■ TASK DIRECTIONS: Below are the records; locate each line with the word "приверженецъ" and copy it.
--------------------
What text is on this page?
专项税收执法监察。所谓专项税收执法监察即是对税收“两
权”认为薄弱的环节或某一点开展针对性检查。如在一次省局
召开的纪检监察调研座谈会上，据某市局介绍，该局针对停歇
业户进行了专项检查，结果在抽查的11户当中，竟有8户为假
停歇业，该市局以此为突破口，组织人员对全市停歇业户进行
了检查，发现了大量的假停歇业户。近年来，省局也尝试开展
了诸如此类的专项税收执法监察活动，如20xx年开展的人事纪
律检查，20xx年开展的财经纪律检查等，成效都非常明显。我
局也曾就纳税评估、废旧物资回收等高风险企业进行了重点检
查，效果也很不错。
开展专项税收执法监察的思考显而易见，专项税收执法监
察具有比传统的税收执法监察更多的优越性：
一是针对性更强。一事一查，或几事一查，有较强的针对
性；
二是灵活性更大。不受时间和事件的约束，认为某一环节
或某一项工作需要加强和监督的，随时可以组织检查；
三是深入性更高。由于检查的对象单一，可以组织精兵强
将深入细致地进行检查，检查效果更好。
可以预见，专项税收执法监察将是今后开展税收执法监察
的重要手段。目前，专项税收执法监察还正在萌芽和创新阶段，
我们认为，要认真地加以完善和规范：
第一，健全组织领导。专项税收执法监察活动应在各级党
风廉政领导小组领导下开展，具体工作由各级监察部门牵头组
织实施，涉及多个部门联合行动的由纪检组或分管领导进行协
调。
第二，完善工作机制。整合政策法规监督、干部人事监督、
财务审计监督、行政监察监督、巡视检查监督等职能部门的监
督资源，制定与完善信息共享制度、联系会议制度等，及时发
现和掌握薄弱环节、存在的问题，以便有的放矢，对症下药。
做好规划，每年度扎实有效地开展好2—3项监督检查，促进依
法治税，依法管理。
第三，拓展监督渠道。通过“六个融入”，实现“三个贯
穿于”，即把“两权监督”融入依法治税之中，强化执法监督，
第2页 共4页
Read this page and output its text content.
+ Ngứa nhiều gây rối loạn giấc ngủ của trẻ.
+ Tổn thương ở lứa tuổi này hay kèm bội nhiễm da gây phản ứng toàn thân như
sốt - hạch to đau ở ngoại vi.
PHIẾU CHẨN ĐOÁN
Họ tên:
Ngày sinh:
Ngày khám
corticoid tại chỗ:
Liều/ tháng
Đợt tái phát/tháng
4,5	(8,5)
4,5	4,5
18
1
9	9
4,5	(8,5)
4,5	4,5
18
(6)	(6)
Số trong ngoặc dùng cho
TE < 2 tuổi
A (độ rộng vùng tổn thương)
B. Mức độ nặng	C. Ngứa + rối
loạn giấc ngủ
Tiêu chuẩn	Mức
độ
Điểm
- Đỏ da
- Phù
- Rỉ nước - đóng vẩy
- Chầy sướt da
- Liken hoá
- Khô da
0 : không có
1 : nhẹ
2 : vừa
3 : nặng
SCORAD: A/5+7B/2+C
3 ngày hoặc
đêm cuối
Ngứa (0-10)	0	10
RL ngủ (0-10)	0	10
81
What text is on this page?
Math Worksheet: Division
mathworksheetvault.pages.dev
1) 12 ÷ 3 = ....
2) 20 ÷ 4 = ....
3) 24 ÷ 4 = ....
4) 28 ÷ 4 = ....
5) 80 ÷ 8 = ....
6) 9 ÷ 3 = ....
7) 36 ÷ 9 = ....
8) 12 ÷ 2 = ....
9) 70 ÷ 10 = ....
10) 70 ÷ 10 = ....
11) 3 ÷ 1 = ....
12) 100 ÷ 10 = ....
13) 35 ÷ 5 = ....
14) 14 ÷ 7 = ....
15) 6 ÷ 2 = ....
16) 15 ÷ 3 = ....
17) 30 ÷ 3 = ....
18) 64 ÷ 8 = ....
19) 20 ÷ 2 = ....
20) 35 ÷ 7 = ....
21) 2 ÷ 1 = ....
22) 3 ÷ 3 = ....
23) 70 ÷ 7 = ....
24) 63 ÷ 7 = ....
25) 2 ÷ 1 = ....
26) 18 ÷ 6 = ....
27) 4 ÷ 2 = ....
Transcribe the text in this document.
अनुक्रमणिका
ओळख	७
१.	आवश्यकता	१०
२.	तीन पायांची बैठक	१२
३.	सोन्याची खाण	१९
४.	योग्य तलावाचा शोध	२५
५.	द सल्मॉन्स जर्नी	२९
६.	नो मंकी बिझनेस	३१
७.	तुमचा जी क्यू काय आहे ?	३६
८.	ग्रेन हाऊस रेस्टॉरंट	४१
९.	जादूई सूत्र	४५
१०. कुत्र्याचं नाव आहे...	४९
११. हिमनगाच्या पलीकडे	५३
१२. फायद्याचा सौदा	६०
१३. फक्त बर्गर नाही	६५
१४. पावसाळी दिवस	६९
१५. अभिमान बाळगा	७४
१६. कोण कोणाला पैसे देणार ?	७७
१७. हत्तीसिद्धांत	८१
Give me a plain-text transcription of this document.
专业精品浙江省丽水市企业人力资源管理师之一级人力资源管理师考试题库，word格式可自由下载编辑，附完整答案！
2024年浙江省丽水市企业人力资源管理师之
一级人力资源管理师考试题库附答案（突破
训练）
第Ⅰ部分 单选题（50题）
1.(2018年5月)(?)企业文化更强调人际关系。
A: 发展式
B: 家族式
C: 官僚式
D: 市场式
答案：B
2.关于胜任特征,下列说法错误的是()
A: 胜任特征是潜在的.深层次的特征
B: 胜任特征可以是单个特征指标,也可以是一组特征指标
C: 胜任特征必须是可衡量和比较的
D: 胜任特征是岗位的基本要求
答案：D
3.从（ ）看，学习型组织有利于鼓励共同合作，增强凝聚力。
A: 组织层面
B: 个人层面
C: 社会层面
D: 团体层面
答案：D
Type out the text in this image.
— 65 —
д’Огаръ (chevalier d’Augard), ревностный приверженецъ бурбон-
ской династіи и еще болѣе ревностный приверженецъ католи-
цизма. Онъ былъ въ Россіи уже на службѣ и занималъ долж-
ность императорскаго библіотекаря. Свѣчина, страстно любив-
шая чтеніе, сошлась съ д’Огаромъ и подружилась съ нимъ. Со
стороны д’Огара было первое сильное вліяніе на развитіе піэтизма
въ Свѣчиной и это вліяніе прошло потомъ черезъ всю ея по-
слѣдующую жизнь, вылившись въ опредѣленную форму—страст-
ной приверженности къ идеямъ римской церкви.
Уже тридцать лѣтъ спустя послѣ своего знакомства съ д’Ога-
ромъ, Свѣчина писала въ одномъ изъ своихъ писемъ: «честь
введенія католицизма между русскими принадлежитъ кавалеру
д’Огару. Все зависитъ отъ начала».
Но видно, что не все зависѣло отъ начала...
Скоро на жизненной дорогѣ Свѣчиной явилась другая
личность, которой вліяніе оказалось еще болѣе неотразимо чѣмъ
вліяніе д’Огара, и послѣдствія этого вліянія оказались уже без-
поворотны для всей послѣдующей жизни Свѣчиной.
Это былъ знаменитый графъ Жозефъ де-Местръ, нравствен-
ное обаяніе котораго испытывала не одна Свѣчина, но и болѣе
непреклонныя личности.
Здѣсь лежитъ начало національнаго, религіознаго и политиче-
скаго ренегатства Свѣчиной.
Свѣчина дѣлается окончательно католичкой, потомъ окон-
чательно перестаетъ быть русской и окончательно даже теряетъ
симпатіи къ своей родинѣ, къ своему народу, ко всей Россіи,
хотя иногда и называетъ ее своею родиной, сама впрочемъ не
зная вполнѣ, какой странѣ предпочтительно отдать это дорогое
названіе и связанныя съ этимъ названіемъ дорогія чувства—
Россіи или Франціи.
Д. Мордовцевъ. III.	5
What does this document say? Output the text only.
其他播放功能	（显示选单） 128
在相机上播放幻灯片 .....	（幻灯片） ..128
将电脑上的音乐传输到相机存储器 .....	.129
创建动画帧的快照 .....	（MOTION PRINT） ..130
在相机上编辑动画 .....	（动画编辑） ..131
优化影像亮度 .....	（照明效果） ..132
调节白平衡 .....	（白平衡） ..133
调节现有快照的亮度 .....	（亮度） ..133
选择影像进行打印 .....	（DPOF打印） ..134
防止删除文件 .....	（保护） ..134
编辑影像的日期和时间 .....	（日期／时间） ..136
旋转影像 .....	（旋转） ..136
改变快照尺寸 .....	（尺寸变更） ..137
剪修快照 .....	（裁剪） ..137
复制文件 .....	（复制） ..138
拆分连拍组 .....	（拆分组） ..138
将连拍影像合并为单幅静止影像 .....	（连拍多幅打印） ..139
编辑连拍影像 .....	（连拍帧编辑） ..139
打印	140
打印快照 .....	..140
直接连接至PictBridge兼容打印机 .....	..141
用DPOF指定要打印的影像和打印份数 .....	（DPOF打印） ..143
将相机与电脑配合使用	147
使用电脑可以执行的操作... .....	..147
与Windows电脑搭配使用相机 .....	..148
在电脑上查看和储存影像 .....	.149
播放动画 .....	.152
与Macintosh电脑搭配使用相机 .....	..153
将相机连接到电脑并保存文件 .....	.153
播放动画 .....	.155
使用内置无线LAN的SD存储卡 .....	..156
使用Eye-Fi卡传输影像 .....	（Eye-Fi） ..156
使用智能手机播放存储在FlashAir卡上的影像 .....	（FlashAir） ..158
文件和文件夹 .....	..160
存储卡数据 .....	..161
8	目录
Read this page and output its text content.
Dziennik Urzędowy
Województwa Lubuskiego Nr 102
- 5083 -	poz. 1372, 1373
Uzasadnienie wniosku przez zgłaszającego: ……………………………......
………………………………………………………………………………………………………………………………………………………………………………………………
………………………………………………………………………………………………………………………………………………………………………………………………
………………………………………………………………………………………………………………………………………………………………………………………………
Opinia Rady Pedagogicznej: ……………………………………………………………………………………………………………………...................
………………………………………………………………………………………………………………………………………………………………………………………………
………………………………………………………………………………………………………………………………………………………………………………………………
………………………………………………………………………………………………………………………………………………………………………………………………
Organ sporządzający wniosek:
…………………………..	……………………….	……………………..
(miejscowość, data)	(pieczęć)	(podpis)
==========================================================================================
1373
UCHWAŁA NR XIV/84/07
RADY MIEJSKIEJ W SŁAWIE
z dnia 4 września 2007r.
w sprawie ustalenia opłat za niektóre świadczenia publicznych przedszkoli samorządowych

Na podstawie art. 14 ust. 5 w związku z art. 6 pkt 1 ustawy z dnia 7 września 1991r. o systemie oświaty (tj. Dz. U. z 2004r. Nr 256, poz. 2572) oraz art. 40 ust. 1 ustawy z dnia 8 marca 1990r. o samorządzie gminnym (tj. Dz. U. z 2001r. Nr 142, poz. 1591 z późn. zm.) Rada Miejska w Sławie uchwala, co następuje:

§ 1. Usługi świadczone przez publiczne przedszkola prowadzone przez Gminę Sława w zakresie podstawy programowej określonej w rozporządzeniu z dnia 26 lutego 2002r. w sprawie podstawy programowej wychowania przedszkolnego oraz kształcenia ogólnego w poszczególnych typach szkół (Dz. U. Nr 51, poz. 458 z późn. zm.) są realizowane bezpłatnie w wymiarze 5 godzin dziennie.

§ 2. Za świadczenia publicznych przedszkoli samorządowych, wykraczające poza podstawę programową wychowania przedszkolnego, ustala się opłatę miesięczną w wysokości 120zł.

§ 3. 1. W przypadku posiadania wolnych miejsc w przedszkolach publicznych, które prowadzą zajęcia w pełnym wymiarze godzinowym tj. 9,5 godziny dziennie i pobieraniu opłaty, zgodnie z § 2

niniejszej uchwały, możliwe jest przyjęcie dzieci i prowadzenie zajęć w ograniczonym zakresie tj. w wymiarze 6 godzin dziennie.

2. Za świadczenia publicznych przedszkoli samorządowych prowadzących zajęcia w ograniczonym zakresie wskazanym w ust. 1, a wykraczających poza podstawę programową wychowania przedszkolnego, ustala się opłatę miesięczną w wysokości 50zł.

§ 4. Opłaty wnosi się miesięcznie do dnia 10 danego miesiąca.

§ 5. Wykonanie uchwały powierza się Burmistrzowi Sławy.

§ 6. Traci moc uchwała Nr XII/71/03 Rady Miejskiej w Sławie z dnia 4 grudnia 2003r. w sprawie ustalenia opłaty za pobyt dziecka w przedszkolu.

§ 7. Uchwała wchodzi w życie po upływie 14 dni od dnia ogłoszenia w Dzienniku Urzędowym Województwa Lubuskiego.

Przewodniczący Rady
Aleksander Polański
--------------------
■ TASK OUTPUT:
д’Огаръ (chevalier d’Augard), ревностный приверженецъ бурбон-
ской династіи и еще болѣе ревностный приверженецъ католи-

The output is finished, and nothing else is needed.